A complete answer lists every line of the entries below where the string "such" appears.

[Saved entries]
══════════════════════════════
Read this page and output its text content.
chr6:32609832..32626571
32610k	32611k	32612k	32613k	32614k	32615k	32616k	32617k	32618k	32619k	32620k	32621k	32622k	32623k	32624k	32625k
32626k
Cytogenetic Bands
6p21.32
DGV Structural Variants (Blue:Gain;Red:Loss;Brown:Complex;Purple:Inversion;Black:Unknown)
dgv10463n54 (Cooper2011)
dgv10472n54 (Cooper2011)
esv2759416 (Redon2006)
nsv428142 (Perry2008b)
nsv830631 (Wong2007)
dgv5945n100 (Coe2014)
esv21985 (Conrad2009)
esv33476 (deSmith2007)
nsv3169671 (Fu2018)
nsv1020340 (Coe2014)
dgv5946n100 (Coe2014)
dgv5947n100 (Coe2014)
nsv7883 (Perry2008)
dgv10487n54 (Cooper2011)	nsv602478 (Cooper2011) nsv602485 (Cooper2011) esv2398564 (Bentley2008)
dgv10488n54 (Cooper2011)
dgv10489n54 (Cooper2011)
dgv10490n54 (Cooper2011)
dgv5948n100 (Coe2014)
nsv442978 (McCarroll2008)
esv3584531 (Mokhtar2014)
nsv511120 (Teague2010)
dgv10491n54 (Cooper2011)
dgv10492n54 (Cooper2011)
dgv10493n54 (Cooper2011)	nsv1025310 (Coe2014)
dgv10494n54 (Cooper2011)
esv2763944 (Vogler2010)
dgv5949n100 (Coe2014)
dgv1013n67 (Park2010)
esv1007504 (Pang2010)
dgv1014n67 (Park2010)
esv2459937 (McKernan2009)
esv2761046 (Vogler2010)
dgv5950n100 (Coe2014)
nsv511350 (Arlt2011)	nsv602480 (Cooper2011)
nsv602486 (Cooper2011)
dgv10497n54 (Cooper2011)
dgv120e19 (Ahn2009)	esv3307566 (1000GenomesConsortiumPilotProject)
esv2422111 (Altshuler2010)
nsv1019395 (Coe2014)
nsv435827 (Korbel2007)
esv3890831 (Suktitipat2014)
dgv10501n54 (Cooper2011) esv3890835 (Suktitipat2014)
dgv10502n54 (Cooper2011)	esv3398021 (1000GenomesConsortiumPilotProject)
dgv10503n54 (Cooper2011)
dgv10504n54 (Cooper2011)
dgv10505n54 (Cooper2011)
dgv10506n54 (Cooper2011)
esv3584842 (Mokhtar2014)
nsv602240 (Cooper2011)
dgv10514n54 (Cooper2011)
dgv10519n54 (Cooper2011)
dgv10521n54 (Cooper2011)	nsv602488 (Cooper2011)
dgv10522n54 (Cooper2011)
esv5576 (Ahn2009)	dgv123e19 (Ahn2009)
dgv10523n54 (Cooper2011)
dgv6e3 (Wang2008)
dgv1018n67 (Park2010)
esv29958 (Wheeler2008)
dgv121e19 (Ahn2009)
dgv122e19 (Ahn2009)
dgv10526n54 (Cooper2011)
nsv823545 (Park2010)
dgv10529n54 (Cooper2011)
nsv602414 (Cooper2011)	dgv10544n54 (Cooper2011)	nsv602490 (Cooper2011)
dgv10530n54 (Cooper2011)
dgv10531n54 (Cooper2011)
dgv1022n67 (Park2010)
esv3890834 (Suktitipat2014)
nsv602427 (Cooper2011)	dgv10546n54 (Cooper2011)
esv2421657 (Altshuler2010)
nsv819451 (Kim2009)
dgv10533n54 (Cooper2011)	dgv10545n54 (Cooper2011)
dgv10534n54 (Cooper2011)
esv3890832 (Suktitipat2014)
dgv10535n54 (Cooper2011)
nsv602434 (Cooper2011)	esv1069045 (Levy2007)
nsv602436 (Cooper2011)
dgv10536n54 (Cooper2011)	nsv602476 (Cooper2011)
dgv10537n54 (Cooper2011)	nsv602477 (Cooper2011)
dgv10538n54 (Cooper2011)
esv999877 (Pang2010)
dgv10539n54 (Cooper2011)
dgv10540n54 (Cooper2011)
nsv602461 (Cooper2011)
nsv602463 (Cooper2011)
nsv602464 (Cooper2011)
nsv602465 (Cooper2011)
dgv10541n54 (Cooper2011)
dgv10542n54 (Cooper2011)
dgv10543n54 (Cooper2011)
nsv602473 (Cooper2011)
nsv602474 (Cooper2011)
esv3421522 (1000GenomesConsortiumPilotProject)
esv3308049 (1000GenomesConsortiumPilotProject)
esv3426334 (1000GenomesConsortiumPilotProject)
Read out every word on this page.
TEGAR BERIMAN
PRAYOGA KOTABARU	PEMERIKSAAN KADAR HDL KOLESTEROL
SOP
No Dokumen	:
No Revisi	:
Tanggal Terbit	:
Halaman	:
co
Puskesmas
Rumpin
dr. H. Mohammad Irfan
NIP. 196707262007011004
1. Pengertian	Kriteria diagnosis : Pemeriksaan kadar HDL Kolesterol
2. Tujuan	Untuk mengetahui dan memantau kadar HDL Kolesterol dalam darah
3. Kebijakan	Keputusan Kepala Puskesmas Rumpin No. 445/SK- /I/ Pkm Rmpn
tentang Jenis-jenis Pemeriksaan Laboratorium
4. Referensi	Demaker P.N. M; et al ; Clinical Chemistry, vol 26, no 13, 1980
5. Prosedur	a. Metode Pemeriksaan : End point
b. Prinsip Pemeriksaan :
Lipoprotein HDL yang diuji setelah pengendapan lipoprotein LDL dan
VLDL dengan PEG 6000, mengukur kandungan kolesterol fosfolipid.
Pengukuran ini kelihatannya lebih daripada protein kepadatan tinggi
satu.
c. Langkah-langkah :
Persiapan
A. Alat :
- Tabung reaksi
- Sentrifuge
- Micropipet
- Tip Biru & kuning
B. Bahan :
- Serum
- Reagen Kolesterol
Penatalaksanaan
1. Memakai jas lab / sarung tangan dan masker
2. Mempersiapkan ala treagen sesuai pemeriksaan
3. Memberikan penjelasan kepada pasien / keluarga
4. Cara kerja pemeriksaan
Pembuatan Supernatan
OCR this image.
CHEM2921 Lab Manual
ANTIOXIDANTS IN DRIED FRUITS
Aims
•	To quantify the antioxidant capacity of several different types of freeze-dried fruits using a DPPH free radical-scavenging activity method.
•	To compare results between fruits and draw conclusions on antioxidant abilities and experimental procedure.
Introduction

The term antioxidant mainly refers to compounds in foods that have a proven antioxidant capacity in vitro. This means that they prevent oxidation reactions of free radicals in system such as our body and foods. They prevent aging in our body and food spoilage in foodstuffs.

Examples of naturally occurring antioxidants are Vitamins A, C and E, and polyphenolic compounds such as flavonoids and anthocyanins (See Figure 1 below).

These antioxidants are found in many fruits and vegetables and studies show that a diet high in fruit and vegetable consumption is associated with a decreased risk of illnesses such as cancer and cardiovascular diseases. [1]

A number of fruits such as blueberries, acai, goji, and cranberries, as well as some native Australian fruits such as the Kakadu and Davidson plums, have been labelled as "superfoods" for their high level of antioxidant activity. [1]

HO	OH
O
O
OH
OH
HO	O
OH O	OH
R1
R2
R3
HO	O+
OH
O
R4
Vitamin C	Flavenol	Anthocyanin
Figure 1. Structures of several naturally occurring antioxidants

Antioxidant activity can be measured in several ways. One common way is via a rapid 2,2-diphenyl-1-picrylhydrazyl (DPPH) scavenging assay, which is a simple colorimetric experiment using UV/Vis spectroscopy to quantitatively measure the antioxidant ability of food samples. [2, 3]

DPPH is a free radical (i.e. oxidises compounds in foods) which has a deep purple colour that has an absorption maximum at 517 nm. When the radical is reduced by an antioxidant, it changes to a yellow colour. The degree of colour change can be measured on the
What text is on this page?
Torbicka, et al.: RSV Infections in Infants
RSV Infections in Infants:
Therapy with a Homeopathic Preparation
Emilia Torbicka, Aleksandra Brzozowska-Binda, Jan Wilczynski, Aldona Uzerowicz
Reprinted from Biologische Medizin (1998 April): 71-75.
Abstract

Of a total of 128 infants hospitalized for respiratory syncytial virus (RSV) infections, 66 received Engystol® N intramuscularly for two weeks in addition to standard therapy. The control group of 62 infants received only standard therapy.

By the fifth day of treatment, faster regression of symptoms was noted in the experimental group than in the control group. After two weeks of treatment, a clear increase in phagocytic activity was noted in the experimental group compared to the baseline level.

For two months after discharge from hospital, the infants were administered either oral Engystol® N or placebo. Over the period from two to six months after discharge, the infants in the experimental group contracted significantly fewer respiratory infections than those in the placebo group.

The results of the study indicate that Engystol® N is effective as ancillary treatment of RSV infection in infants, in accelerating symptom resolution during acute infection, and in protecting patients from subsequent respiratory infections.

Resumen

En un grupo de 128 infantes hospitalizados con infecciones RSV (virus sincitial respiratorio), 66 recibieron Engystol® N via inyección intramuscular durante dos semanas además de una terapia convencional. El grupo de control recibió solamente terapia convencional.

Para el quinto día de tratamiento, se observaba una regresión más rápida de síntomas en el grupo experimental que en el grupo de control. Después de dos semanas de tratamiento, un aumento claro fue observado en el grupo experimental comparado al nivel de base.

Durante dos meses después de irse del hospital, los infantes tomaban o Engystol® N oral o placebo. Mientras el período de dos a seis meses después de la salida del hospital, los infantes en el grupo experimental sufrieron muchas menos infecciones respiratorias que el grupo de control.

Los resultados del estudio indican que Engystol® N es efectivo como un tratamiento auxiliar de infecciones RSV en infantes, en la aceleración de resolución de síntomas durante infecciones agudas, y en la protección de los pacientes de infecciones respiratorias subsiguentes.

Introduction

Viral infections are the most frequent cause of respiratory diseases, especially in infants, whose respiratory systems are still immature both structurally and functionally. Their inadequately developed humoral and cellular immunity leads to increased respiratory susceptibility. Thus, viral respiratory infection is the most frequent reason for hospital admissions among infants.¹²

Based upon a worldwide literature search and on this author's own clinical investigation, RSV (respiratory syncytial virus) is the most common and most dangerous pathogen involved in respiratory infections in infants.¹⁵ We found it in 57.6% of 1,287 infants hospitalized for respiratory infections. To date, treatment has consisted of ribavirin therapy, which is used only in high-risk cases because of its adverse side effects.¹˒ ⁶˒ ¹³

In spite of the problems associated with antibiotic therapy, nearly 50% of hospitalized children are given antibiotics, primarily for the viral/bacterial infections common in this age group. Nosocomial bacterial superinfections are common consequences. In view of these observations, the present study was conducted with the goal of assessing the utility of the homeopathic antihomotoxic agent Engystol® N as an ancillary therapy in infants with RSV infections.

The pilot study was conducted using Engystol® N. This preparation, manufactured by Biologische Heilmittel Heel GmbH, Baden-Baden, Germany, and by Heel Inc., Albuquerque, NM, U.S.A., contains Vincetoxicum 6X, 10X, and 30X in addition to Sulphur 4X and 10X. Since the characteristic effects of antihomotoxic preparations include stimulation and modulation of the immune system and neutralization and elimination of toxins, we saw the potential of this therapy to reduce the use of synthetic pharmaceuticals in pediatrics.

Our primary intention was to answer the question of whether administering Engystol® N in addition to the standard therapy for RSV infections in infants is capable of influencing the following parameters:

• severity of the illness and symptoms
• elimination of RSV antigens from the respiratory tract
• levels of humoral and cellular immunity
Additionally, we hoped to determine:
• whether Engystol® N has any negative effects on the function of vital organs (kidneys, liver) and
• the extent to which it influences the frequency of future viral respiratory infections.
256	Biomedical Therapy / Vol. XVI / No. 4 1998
══════════════════════════════
TASK SOLUTION ->
The term antioxidant mainly refers to compounds in foods that have a proven antioxidant capacity in vitro. This means that they prevent oxidation reactions of free radicals in system such as our body and foods. They prevent aging in our body and food spoilage in foodstuffs.
Examples of naturally occurring antioxidants are Vitamins A, C and E, and polyphenolic compounds such as flavonoids and anthocyanins (See Figure 1 below).
These antioxidants are found in many fruits and vegetables and studies show that a diet high in fruit and vegetable consumption is associated with a decreased risk of illnesses such as cancer and cardiovascular diseases. [1]
A number of fruits such as blueberries, acai, goji, and cranberries, as well as some native Australian fruits such as the Kakadu and Davidson plums, have been labelled as "superfoods" for their high level of antioxidant activity. [1]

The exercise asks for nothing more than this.